Por Marcelo Soto
La región comprendida entre el sur del Biobío y la región de Los Lagos, reconocida por su riqueza agrícola y forestal, ha experimentado en las últimas décadas una alarmante degradación de sus suelos.
Diversos informes de entidades ambientales y académicas señalan que esta problemática se debe en gran medida a las prácticas intensivas de producción agrícola que, fundamentalmente, empresas extranjeras han llevado a cabo en la zona. Estas empresas, enfocadas en maximizar el rendimiento económico a corto plazo, han implementado monocultivos y técnicas de cultivo intensivo que, al no contar con las adecuadas medidas de regeneración y conservación, han dejado a los suelos agotados y con una fertilidad muy reducida.
Esto no solo ha afectado la biodiversidad, sino también a la economía local y nacional, pues muchas áreas agrícolas han quedado inservibles y requieren de costosos procesos de recuperación para ser nuevamente productivas.

Datos de reconocimiento de la estructura de documentos

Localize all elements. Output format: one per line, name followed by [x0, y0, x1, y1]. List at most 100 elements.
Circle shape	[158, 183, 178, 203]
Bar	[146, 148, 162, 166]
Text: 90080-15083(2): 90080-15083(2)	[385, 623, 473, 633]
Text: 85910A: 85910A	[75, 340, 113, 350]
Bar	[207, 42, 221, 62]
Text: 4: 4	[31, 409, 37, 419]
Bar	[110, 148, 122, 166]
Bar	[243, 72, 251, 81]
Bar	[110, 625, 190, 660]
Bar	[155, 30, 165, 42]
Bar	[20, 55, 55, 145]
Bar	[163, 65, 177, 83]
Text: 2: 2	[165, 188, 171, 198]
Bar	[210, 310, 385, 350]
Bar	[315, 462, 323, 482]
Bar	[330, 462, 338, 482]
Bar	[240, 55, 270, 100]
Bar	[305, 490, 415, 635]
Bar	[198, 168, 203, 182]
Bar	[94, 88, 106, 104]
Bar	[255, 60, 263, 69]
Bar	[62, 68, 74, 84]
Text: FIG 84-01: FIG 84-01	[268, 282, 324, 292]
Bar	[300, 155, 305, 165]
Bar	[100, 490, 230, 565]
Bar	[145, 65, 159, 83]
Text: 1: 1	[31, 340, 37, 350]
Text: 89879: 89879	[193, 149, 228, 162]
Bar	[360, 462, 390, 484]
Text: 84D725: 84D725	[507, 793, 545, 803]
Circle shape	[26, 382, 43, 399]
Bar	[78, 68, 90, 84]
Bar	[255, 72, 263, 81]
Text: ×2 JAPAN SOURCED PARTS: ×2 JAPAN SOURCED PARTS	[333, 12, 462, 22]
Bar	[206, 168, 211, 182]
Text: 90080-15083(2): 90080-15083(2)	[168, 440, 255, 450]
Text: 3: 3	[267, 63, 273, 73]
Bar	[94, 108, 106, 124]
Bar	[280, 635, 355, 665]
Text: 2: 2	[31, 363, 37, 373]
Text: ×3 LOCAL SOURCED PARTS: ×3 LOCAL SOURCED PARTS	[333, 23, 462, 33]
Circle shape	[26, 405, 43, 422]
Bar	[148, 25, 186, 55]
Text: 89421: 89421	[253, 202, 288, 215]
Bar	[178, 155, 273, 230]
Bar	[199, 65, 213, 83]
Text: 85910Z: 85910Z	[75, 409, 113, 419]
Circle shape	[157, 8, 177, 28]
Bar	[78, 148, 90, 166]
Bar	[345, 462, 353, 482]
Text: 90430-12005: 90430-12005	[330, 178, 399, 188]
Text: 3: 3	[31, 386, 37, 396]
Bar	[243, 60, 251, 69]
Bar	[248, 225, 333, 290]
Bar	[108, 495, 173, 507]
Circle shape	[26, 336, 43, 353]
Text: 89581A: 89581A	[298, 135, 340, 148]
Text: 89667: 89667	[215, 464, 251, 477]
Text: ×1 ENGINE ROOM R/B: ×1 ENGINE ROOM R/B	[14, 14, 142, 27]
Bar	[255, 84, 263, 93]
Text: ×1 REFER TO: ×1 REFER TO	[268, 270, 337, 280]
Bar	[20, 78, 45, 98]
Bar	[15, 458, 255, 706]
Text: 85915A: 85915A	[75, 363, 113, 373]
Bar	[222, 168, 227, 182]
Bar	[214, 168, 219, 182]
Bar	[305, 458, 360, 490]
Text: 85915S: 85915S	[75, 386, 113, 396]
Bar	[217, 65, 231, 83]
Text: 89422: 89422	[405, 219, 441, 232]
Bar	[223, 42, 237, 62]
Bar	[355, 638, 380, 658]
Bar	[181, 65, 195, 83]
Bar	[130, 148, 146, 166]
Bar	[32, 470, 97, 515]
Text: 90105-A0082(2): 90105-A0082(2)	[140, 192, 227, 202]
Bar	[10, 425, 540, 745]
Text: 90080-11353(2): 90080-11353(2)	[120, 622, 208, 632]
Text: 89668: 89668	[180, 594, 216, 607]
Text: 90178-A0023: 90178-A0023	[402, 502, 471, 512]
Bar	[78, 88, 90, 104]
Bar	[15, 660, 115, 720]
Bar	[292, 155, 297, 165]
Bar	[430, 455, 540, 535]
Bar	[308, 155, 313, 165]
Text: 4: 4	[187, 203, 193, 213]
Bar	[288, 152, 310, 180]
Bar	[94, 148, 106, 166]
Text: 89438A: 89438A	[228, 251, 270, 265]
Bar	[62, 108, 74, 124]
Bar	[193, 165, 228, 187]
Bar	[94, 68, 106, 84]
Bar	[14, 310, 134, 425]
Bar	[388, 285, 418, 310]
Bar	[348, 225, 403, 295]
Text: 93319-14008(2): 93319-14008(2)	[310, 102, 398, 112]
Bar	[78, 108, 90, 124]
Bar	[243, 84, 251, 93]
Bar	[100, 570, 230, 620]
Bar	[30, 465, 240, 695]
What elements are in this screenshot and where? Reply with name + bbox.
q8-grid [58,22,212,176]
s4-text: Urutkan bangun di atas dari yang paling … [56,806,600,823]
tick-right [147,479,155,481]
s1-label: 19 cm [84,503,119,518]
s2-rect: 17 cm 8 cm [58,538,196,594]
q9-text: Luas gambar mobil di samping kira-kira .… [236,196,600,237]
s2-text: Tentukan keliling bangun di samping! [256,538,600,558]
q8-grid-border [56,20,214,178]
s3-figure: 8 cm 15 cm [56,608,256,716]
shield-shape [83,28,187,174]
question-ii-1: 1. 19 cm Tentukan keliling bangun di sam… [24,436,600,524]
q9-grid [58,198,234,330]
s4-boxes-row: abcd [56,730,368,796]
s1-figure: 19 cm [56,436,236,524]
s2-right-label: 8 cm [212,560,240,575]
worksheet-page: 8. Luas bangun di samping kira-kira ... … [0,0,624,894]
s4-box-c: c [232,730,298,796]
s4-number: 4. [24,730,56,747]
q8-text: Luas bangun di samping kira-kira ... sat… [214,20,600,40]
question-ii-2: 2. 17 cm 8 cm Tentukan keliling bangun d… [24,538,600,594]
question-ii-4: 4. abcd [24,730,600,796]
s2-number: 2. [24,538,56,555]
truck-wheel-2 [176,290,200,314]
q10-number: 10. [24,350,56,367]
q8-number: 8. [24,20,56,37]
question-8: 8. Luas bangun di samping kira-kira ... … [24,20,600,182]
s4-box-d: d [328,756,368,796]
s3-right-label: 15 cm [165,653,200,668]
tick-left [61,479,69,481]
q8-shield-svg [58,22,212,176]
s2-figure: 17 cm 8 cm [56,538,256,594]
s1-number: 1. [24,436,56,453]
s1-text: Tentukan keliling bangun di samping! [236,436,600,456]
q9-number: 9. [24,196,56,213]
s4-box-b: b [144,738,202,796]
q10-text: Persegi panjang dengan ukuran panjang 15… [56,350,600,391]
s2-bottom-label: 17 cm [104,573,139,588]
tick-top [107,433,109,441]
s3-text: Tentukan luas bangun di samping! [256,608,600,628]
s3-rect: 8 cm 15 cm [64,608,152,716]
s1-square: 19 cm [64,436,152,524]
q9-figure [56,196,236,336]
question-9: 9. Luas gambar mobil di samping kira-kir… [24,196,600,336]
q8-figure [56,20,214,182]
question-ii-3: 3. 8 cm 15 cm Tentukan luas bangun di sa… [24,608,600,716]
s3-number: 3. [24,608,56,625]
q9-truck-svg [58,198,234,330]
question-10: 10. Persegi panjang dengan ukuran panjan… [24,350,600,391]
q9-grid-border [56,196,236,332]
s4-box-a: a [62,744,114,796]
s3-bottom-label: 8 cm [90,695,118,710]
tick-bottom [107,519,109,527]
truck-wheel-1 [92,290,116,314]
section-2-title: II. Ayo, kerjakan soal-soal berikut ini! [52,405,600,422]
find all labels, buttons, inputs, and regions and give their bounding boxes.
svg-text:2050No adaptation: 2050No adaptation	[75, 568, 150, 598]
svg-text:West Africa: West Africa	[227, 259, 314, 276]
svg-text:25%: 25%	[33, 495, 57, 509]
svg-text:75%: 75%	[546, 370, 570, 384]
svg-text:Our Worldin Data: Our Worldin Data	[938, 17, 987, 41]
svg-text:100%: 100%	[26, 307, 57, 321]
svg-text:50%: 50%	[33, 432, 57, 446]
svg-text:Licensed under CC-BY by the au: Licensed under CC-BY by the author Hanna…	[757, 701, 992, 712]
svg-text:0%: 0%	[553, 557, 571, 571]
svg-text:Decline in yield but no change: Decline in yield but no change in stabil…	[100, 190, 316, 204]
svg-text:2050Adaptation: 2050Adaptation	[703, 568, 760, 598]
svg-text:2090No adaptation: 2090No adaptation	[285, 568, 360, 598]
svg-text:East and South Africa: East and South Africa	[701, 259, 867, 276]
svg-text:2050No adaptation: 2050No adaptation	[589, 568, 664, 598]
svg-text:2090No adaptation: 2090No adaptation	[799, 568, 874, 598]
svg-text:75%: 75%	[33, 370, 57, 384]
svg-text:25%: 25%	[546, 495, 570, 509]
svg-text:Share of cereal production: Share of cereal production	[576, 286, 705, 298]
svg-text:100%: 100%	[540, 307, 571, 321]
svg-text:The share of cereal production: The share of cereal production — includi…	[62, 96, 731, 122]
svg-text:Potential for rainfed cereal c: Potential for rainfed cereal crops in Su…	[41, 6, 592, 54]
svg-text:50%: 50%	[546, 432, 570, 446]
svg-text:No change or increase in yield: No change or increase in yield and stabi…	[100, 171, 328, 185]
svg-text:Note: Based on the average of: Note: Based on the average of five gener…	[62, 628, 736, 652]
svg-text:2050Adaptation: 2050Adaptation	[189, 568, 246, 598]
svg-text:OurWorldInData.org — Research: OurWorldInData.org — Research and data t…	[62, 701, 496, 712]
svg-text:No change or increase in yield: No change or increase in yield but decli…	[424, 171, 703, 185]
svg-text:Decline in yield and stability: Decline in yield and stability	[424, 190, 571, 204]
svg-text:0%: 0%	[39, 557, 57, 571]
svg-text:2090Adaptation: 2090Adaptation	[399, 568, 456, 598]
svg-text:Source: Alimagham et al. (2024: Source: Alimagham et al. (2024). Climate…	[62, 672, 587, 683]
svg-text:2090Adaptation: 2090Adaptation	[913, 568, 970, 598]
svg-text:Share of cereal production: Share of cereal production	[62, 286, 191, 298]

TAREAS ->
1 > Enumera todo aquello que, según el texto sobre la degradación de los suelos, se ha visto afectado además de los propios suelos.
2 > Indica si cada afirmación concuerda con el texto sobre la degradación de los suelos y respalda cada respuesta con una cita literal:
(a) La degradación se debe en gran medida a prácticas intensivas de producción agrícola.
(b) Las empresas acompañaron sus técnicas de cultivo con medidas adecuadas de regeneración y conservación.
(c) Las áreas agrícolas inservibles pueden volver a ser productivas sin procesos costosos.
3 > Copia del texto sobre la degradación de los suelos el tramo que va desde "Esto no solo" hasta "ser nuevamente productivas.".

RESULTADOS POR TAREA ->
1 >
- La biodiversidad
- La economía local
- La economía nacional

2 >
(a) Sí: "esta problemática se debe en gran medida a las prácticas intensivas de producción agrícola".
(b) No: "al no contar con las adecuadas medidas de regeneración y conservación".
(c) No: "requieren de costosos procesos de recuperación para ser nuevamente productivas".

3 >
Esto no solo ha afectado la biodiversidad, sino también a la economía local y nacional, pues muchas áreas agrícolas han quedado inservibles y requieren de costosos procesos de recuperación para ser nuevamente productivas.